■ Exercise: Collect every line of the records below that contains the word "Observations".
===== Extracted information
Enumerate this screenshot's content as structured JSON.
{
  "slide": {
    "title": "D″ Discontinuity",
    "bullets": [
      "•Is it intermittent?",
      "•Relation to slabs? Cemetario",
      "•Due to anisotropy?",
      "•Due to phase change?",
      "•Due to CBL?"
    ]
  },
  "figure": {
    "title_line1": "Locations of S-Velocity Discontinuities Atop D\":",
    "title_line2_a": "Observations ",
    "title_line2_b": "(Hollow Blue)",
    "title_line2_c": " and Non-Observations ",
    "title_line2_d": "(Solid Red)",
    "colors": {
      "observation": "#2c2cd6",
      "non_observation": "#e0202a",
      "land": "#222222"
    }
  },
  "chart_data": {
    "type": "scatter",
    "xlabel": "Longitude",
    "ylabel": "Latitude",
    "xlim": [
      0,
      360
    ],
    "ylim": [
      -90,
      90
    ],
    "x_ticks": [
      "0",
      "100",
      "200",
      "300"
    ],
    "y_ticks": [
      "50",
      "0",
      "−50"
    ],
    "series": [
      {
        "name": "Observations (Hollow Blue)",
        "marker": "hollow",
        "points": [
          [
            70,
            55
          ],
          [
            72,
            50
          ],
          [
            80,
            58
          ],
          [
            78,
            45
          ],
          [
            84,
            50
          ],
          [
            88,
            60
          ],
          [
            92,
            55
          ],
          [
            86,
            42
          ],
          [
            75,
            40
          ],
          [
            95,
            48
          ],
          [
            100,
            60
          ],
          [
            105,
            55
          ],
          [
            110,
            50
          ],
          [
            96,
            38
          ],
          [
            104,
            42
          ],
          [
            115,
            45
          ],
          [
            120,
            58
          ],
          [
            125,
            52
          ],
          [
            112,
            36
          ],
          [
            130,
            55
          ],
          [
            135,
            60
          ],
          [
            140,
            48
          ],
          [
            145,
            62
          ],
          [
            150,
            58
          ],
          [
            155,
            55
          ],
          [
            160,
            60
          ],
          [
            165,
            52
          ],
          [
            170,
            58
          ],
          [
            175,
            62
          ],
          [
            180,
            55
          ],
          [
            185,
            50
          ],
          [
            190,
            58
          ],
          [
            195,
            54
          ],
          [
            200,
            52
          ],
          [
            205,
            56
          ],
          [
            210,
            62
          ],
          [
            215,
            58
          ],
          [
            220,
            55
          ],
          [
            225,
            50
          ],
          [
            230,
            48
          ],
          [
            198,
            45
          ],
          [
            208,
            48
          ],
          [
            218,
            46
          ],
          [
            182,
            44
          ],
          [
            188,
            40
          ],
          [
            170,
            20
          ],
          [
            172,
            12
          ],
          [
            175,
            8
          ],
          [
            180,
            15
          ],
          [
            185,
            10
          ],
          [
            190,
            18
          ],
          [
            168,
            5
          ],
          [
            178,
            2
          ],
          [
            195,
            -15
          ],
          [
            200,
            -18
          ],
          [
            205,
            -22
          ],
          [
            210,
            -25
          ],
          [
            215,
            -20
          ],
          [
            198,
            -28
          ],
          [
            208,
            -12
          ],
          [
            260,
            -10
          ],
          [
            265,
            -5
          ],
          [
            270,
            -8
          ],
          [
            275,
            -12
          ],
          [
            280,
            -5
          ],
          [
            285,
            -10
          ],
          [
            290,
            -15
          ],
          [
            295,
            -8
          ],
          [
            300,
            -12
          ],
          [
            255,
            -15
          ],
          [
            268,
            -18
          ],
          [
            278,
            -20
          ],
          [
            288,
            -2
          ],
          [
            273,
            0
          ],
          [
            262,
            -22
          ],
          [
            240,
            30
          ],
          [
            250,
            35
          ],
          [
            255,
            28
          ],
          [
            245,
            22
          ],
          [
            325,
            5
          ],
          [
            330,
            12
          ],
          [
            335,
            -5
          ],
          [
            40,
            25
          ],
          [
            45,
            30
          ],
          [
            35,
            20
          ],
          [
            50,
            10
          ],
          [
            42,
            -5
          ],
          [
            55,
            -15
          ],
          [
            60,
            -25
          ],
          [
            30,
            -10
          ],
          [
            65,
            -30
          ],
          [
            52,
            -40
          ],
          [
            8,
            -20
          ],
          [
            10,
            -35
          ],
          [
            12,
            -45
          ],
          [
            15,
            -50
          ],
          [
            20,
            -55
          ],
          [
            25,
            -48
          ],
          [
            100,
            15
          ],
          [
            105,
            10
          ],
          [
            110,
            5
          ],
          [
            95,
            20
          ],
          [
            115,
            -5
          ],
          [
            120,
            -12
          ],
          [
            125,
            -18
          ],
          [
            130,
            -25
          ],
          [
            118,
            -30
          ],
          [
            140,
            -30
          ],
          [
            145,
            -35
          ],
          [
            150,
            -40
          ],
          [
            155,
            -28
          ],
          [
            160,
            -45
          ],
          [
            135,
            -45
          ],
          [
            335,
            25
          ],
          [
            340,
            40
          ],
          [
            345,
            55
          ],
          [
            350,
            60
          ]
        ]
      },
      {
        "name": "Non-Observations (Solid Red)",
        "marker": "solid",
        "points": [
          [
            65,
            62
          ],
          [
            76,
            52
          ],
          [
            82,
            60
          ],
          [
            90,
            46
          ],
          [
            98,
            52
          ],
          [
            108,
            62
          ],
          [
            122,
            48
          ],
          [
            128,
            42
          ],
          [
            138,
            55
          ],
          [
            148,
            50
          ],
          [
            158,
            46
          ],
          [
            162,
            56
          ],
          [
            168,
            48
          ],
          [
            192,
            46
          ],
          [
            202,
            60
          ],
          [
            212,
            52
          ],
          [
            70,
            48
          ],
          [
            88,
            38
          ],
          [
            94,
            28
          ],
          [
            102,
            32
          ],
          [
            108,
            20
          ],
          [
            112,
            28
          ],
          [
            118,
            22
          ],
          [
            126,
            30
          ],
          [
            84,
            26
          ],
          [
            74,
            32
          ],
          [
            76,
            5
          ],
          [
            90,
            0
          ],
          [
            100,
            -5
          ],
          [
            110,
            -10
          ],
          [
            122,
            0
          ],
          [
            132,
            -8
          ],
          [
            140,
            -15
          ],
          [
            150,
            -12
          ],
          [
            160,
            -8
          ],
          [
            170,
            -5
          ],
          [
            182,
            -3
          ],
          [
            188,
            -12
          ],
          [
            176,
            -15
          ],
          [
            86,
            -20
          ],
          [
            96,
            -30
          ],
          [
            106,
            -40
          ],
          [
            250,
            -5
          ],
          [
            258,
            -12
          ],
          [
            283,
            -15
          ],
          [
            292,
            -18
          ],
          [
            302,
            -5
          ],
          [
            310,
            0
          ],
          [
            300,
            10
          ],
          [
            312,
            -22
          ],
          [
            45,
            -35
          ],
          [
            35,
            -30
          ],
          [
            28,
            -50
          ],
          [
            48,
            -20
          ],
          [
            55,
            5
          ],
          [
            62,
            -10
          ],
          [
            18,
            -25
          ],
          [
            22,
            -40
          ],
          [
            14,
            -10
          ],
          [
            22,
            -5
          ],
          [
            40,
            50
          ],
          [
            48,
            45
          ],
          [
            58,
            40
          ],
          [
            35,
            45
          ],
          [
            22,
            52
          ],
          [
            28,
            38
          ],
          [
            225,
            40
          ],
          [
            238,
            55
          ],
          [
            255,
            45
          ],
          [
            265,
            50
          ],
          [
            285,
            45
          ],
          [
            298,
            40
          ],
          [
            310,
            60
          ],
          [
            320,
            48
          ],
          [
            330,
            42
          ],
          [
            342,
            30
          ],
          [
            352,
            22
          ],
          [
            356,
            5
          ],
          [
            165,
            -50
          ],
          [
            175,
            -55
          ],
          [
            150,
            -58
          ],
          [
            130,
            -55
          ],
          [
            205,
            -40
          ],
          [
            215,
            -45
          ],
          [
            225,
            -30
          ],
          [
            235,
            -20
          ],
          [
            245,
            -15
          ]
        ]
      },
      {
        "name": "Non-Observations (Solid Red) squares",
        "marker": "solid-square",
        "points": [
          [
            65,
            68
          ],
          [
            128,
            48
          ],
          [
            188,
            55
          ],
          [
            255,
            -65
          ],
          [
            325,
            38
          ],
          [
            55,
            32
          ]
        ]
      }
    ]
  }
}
==========
■ Answer below:
    "title_line2_a": "Observations ",
    "title_line2_c": " and Non-Observations ",
        "name": "Observations (Hollow Blue)",
        "name": "Non-Observations (Solid Red)",
        "name": "Non-Observations (Solid Red) squares",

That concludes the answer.